- **WHAT YOU SHOULD DO**:
Omit all pictures. Copy the rest of the material exactly.

[Records]
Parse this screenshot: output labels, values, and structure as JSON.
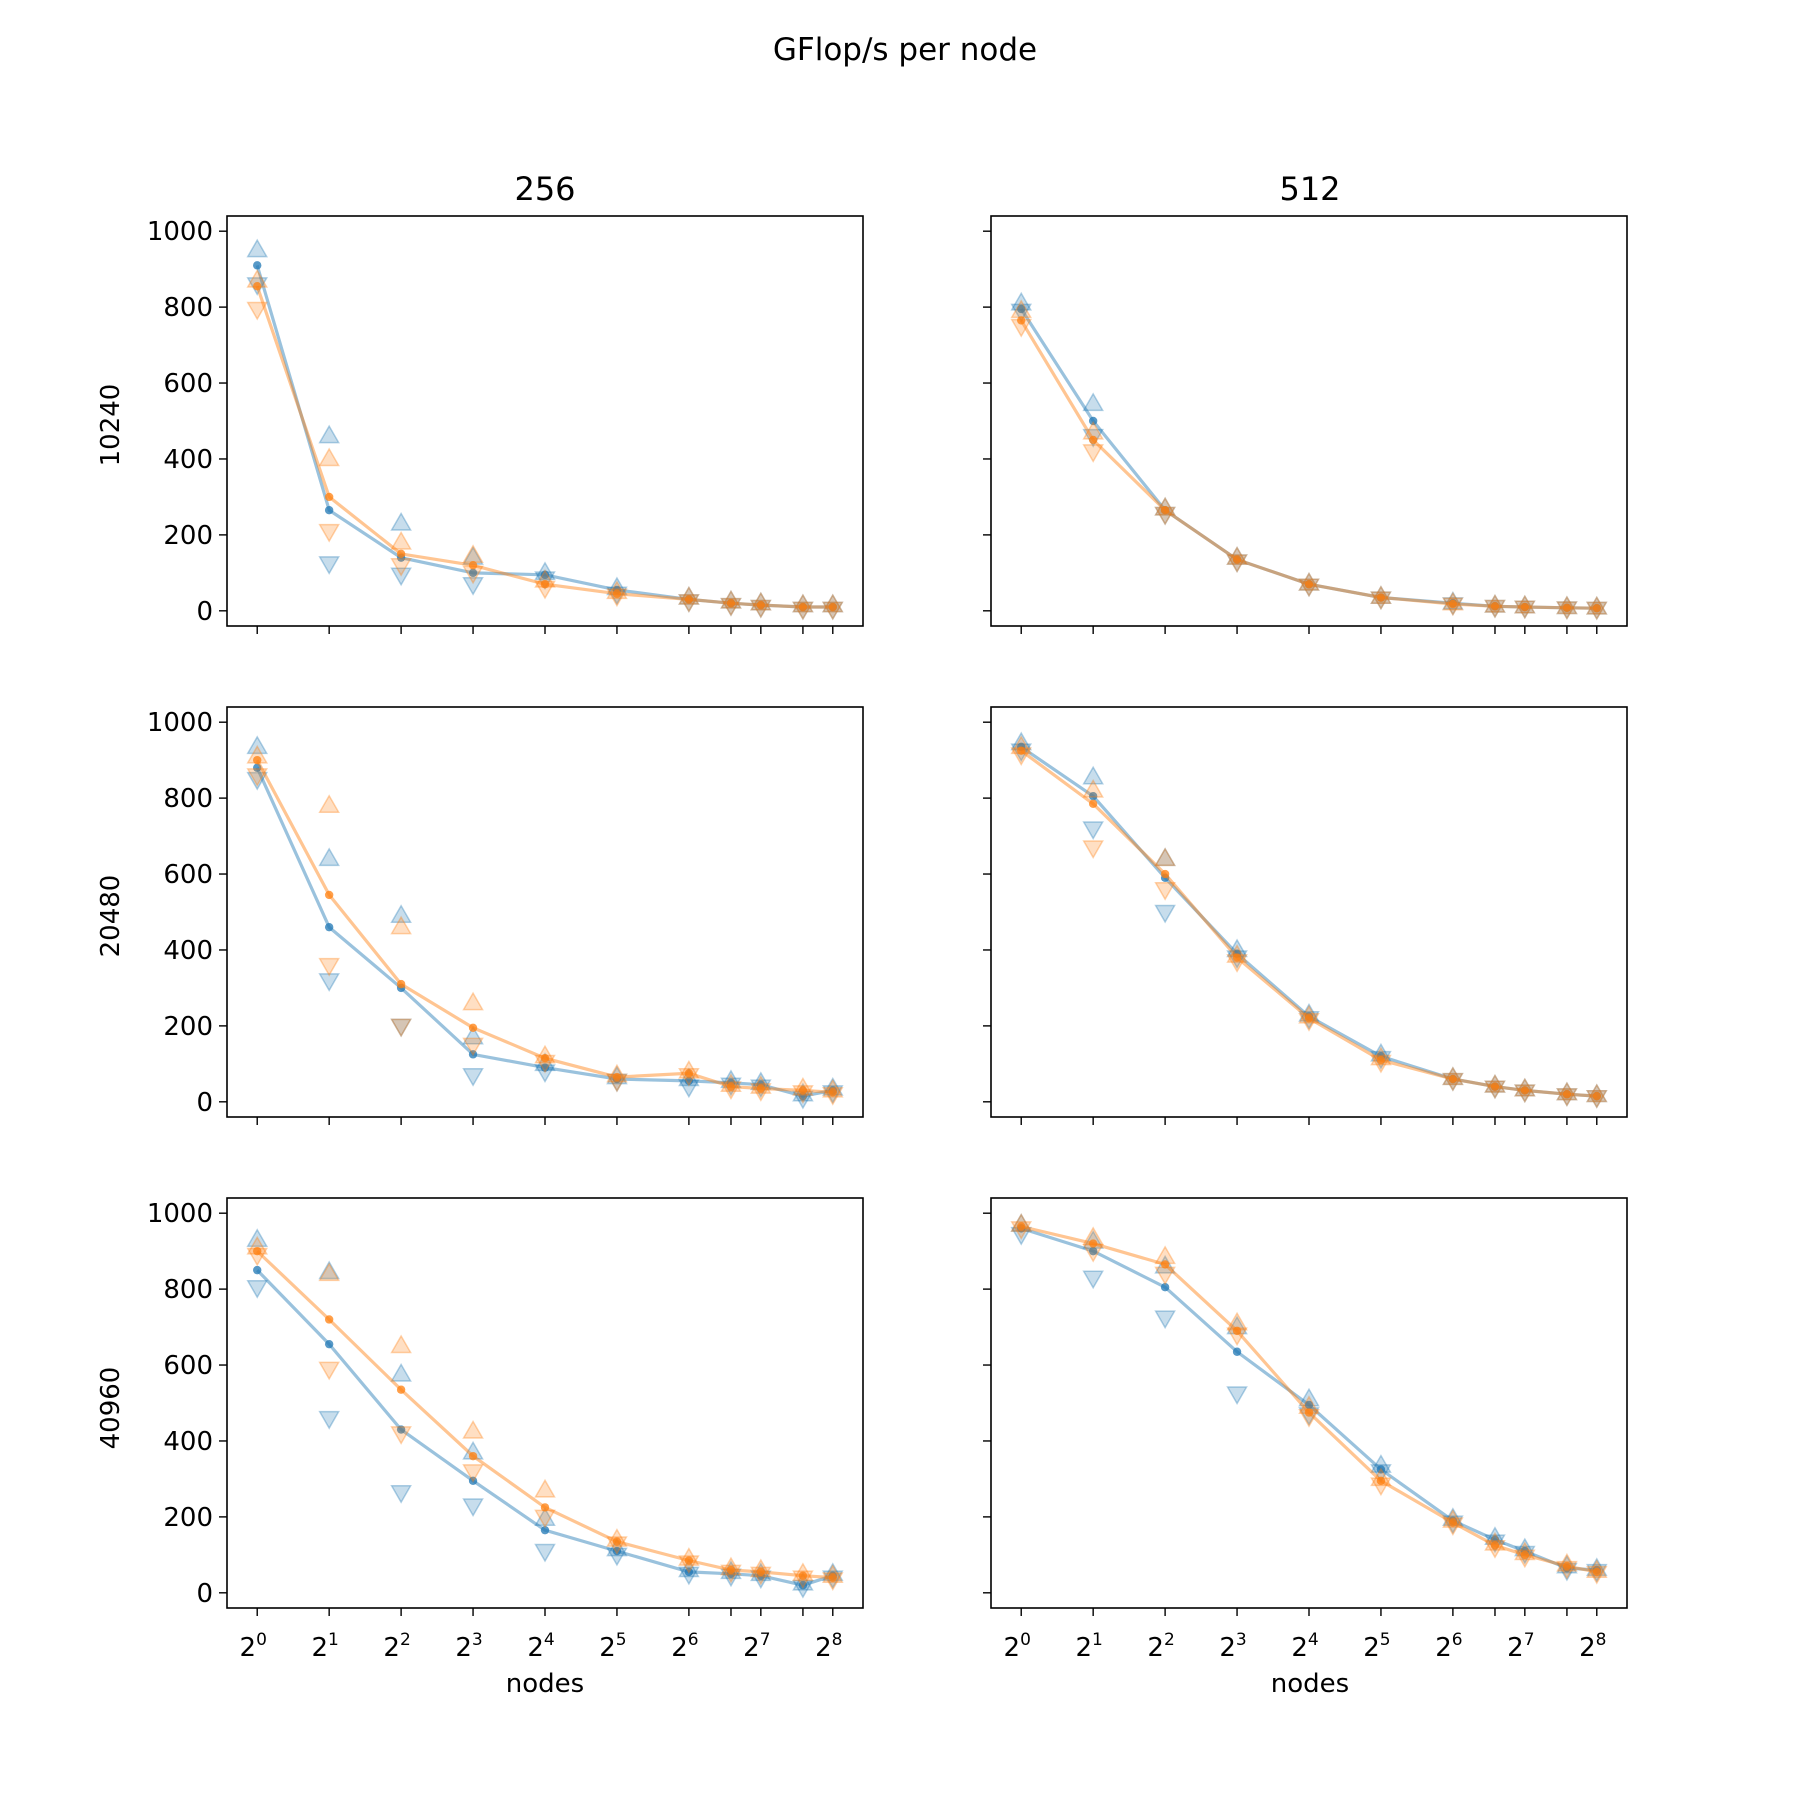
{
  "figure": {
    "suptitle": "GFlop/s per node",
    "columns": [
      "256",
      "512"
    ],
    "rows": [
      "10240",
      "20480",
      "40960"
    ],
    "xlabel": "nodes"
  },
  "colors": {
    "series_a": "#1f77b4",
    "series_b": "#ff7f0e"
  },
  "chart_data": [
    {
      "type": "line",
      "column": "256",
      "row": "10240",
      "x": [
        1,
        2,
        4,
        8,
        16,
        32,
        64,
        96,
        128,
        192,
        256
      ],
      "xscale": "log2",
      "ylim": [
        -40,
        1040
      ],
      "yticks": [
        0,
        200,
        400,
        600,
        800,
        1000
      ],
      "series": [
        {
          "mean": [
            910,
            265,
            140,
            100,
            95,
            55,
            30,
            20,
            15,
            10,
            10
          ],
          "max": [
            950,
            460,
            230,
            140,
            100,
            60,
            35,
            25,
            20,
            15,
            15
          ],
          "min": [
            860,
            125,
            95,
            70,
            85,
            45,
            25,
            15,
            10,
            5,
            5
          ]
        },
        {
          "mean": [
            855,
            300,
            150,
            120,
            70,
            45,
            30,
            20,
            15,
            10,
            10
          ],
          "max": [
            870,
            400,
            180,
            145,
            80,
            50,
            35,
            25,
            20,
            15,
            15
          ],
          "min": [
            795,
            210,
            120,
            100,
            60,
            40,
            25,
            15,
            10,
            5,
            5
          ]
        }
      ]
    },
    {
      "type": "line",
      "column": "512",
      "row": "10240",
      "x": [
        1,
        2,
        4,
        8,
        16,
        32,
        64,
        96,
        128,
        192,
        256
      ],
      "xscale": "log2",
      "ylim": [
        -40,
        1040
      ],
      "yticks": [
        0,
        200,
        400,
        600,
        800,
        1000
      ],
      "series": [
        {
          "mean": [
            795,
            500,
            265,
            135,
            70,
            35,
            20,
            12,
            10,
            8,
            7
          ],
          "max": [
            810,
            545,
            270,
            140,
            72,
            37,
            22,
            14,
            12,
            10,
            9
          ],
          "min": [
            790,
            460,
            255,
            130,
            66,
            32,
            17,
            10,
            8,
            6,
            5
          ]
        },
        {
          "mean": [
            765,
            450,
            265,
            135,
            70,
            35,
            18,
            12,
            10,
            8,
            7
          ],
          "max": [
            790,
            470,
            270,
            140,
            72,
            37,
            20,
            14,
            12,
            10,
            9
          ],
          "min": [
            750,
            420,
            255,
            130,
            66,
            32,
            16,
            10,
            8,
            6,
            5
          ]
        }
      ]
    },
    {
      "type": "line",
      "column": "256",
      "row": "20480",
      "x": [
        1,
        2,
        4,
        8,
        16,
        32,
        64,
        96,
        128,
        192,
        256
      ],
      "xscale": "log2",
      "ylim": [
        -40,
        1040
      ],
      "yticks": [
        0,
        200,
        400,
        600,
        800,
        1000
      ],
      "series": [
        {
          "mean": [
            880,
            460,
            300,
            125,
            90,
            60,
            55,
            50,
            45,
            15,
            30
          ],
          "max": [
            935,
            640,
            490,
            170,
            100,
            65,
            60,
            55,
            50,
            20,
            35
          ],
          "min": [
            850,
            320,
            200,
            70,
            80,
            55,
            40,
            45,
            40,
            10,
            25
          ]
        },
        {
          "mean": [
            900,
            545,
            310,
            195,
            115,
            65,
            75,
            40,
            35,
            30,
            25
          ],
          "max": [
            910,
            780,
            460,
            260,
            120,
            70,
            80,
            45,
            40,
            35,
            30
          ],
          "min": [
            860,
            360,
            200,
            150,
            105,
            55,
            70,
            35,
            30,
            25,
            20
          ]
        }
      ]
    },
    {
      "type": "line",
      "column": "512",
      "row": "20480",
      "x": [
        1,
        2,
        4,
        8,
        16,
        32,
        64,
        96,
        128,
        192,
        256
      ],
      "xscale": "log2",
      "ylim": [
        -40,
        1040
      ],
      "yticks": [
        0,
        200,
        400,
        600,
        800,
        1000
      ],
      "series": [
        {
          "mean": [
            935,
            805,
            590,
            390,
            225,
            120,
            60,
            40,
            30,
            20,
            15
          ],
          "max": [
            945,
            855,
            640,
            400,
            230,
            125,
            63,
            43,
            33,
            23,
            18
          ],
          "min": [
            925,
            720,
            500,
            380,
            220,
            115,
            57,
            37,
            27,
            17,
            12
          ]
        },
        {
          "mean": [
            925,
            785,
            600,
            380,
            220,
            110,
            60,
            40,
            30,
            20,
            15
          ],
          "max": [
            935,
            820,
            640,
            385,
            225,
            115,
            63,
            43,
            33,
            23,
            18
          ],
          "min": [
            915,
            670,
            560,
            370,
            215,
            105,
            57,
            37,
            27,
            17,
            12
          ]
        }
      ]
    },
    {
      "type": "line",
      "column": "256",
      "row": "40960",
      "x": [
        1,
        2,
        4,
        8,
        16,
        32,
        64,
        96,
        128,
        192,
        256
      ],
      "xscale": "log2",
      "ylim": [
        -40,
        1040
      ],
      "yticks": [
        0,
        200,
        400,
        600,
        800,
        1000
      ],
      "series": [
        {
          "mean": [
            850,
            655,
            430,
            295,
            165,
            110,
            55,
            50,
            45,
            20,
            45
          ],
          "max": [
            930,
            845,
            575,
            370,
            195,
            115,
            60,
            55,
            50,
            25,
            50
          ],
          "min": [
            805,
            460,
            265,
            230,
            110,
            100,
            50,
            45,
            40,
            15,
            40
          ]
        },
        {
          "mean": [
            900,
            720,
            535,
            360,
            225,
            135,
            85,
            60,
            55,
            45,
            40
          ],
          "max": [
            910,
            840,
            650,
            425,
            270,
            140,
            90,
            65,
            60,
            50,
            45
          ],
          "min": [
            890,
            590,
            420,
            320,
            200,
            130,
            80,
            55,
            50,
            40,
            35
          ]
        }
      ]
    },
    {
      "type": "line",
      "column": "512",
      "row": "40960",
      "x": [
        1,
        2,
        4,
        8,
        16,
        32,
        64,
        96,
        128,
        192,
        256
      ],
      "xscale": "log2",
      "ylim": [
        -40,
        1040
      ],
      "yticks": [
        0,
        200,
        400,
        600,
        800,
        1000
      ],
      "series": [
        {
          "mean": [
            960,
            900,
            805,
            635,
            495,
            325,
            190,
            140,
            110,
            65,
            60
          ],
          "max": [
            970,
            925,
            860,
            700,
            510,
            335,
            195,
            145,
            115,
            70,
            63
          ],
          "min": [
            945,
            830,
            725,
            525,
            470,
            320,
            185,
            135,
            105,
            60,
            57
          ]
        },
        {
          "mean": [
            965,
            920,
            865,
            690,
            475,
            295,
            185,
            125,
            100,
            70,
            55
          ],
          "max": [
            970,
            935,
            885,
            710,
            490,
            300,
            190,
            130,
            105,
            75,
            58
          ],
          "min": [
            960,
            900,
            840,
            680,
            465,
            285,
            180,
            120,
            95,
            65,
            52
          ]
        }
      ]
    }
  ]
}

- **SOLUTION BELOW**:
Parse this screenshot: output labels, values, and structure as JSON.
{
  "figure": {
    "suptitle": "GFlop/s per node",
    "columns": [
      "256",
      "512"
    ],
    "rows": [
      "10240",
      "20480",
      "40960"
    ],
    "xlabel": "nodes"
  },
  "colors": {
    "series_a": "#1f77b4",
    "series_b": "#ff7f0e"
  },
  "chart_data": [
    {
      "type": "line",
      "column": "256",
      "row": "10240",
      "x": [
        1,
        2,
        4,
        8,
        16,
        32,
        64,
        96,
        128,
        192,
        256
      ],
      "xscale": "log2",
      "ylim": [
        -40,
        1040
      ],
      "yticks": [
        0,
        200,
        400,
        600,
        800,
        1000
      ],
      "series": [
        {
          "mean": [
            910,
            265,
            140,
            100,
            95,
            55,
            30,
            20,
            15,
            10,
            10
          ],
          "max": [
            950,
            460,
            230,
            140,
            100,
            60,
            35,
            25,
            20,
            15,
            15
          ],
          "min": [
            860,
            125,
            95,
            70,
            85,
            45,
            25,
            15,
            10,
            5,
            5
          ]
        },
        {
          "mean": [
            855,
            300,
            150,
            120,
            70,
            45,
            30,
            20,
            15,
            10,
            10
          ],
          "max": [
            870,
            400,
            180,
            145,
            80,
            50,
            35,
            25,
            20,
            15,
            15
          ],
          "min": [
            795,
            210,
            120,
            100,
            60,
            40,
            25,
            15,
            10,
            5,
            5
          ]
        }
      ]
    },
    {
      "type": "line",
      "column": "512",
      "row": "10240",
      "x": [
        1,
        2,
        4,
        8,
        16,
        32,
        64,
        96,
        128,
        192,
        256
      ],
      "xscale": "log2",
      "ylim": [
        -40,
        1040
      ],
      "yticks": [
        0,
        200,
        400,
        600,
        800,
        1000
      ],
      "series": [
        {
          "mean": [
            795,
            500,
            265,
            135,
            70,
            35,
            20,
            12,
            10,
            8,
            7
          ],
          "max": [
            810,
            545,
            270,
            140,
            72,
            37,
            22,
            14,
            12,
            10,
            9
          ],
          "min": [
            790,
            460,
            255,
            130,
            66,
            32,
            17,
            10,
            8,
            6,
            5
          ]
        },
        {
          "mean": [
            765,
            450,
            265,
            135,
            70,
            35,
            18,
            12,
            10,
            8,
            7
          ],
          "max": [
            790,
            470,
            270,
            140,
            72,
            37,
            20,
            14,
            12,
            10,
            9
          ],
          "min": [
            750,
            420,
            255,
            130,
            66,
            32,
            16,
            10,
            8,
            6,
            5
          ]
        }
      ]
    },
    {
      "type": "line",
      "column": "256",
      "row": "20480",
      "x": [
        1,
        2,
        4,
        8,
        16,
        32,
        64,
        96,
        128,
        192,
        256
      ],
      "xscale": "log2",
      "ylim": [
        -40,
        1040
      ],
      "yticks": [
        0,
        200,
        400,
        600,
        800,
        1000
      ],
      "series": [
        {
          "mean": [
            880,
            460,
            300,
            125,
            90,
            60,
            55,
            50,
            45,
            15,
            30
          ],
          "max": [
            935,
            640,
            490,
            170,
            100,
            65,
            60,
            55,
            50,
            20,
            35
          ],
          "min": [
            850,
            320,
            200,
            70,
            80,
            55,
            40,
            45,
            40,
            10,
            25
          ]
        },
        {
          "mean": [
            900,
            545,
            310,
            195,
            115,
            65,
            75,
            40,
            35,
            30,
            25
          ],
          "max": [
            910,
            780,
            460,
            260,
            120,
            70,
            80,
            45,
            40,
            35,
            30
          ],
          "min": [
            860,
            360,
            200,
            150,
            105,
            55,
            70,
            35,
            30,
            25,
            20
          ]
        }
      ]
    },
    {
      "type": "line",
      "column": "512",
      "row": "20480",
      "x": [
        1,
        2,
        4,
        8,
        16,
        32,
        64,
        96,
        128,
        192,
        256
      ],
      "xscale": "log2",
      "ylim": [
        -40,
        1040
      ],
      "yticks": [
        0,
        200,
        400,
        600,
        800,
        1000
      ],
      "series": [
        {
          "mean": [
            935,
            805,
            590,
            390,
            225,
            120,
            60,
            40,
            30,
            20,
            15
          ],
          "max": [
            945,
            855,
            640,
            400,
            230,
            125,
            63,
            43,
            33,
            23,
            18
          ],
          "min": [
            925,
            720,
            500,
            380,
            220,
            115,
            57,
            37,
            27,
            17,
            12
          ]
        },
        {
          "mean": [
            925,
            785,
            600,
            380,
            220,
            110,
            60,
            40,
            30,
            20,
            15
          ],
          "max": [
            935,
            820,
            640,
            385,
            225,
            115,
            63,
            43,
            33,
            23,
            18
          ],
          "min": [
            915,
            670,
            560,
            370,
            215,
            105,
            57,
            37,
            27,
            17,
            12
          ]
        }
      ]
    },
    {
      "type": "line",
      "column": "256",
      "row": "40960",
      "x": [
        1,
        2,
        4,
        8,
        16,
        32,
        64,
        96,
        128,
        192,
        256
      ],
      "xscale": "log2",
      "ylim": [
        -40,
        1040
      ],
      "yticks": [
        0,
        200,
        400,
        600,
        800,
        1000
      ],
      "series": [
        {
          "mean": [
            850,
            655,
            430,
            295,
            165,
            110,
            55,
            50,
            45,
            20,
            45
          ],
          "max": [
            930,
            845,
            575,
            370,
            195,
            115,
            60,
            55,
            50,
            25,
            50
          ],
          "min": [
            805,
            460,
            265,
            230,
            110,
            100,
            50,
            45,
            40,
            15,
            40
          ]
        },
        {
          "mean": [
            900,
            720,
            535,
            360,
            225,
            135,
            85,
            60,
            55,
            45,
            40
          ],
          "max": [
            910,
            840,
            650,
            425,
            270,
            140,
            90,
            65,
            60,
            50,
            45
          ],
          "min": [
            890,
            590,
            420,
            320,
            200,
            130,
            80,
            55,
            50,
            40,
            35
          ]
        }
      ]
    },
    {
      "type": "line",
      "column": "512",
      "row": "40960",
      "x": [
        1,
        2,
        4,
        8,
        16,
        32,
        64,
        96,
        128,
        192,
        256
      ],
      "xscale": "log2",
      "ylim": [
        -40,
        1040
      ],
      "yticks": [
        0,
        200,
        400,
        600,
        800,
        1000
      ],
      "series": [
        {
          "mean": [
            960,
            900,
            805,
            635,
            495,
            325,
            190,
            140,
            110,
            65,
            60
          ],
          "max": [
            970,
            925,
            860,
            700,
            510,
            335,
            195,
            145,
            115,
            70,
            63
          ],
          "min": [
            945,
            830,
            725,
            525,
            470,
            320,
            185,
            135,
            105,
            60,
            57
          ]
        },
        {
          "mean": [
            965,
            920,
            865,
            690,
            475,
            295,
            185,
            125,
            100,
            70,
            55
          ],
          "max": [
            970,
            935,
            885,
            710,
            490,
            300,
            190,
            130,
            105,
            75,
            58
          ],
          "min": [
            960,
            900,
            840,
            680,
            465,
            285,
            180,
            120,
            95,
            65,
            52
          ]
        }
      ]
    }
  ]
}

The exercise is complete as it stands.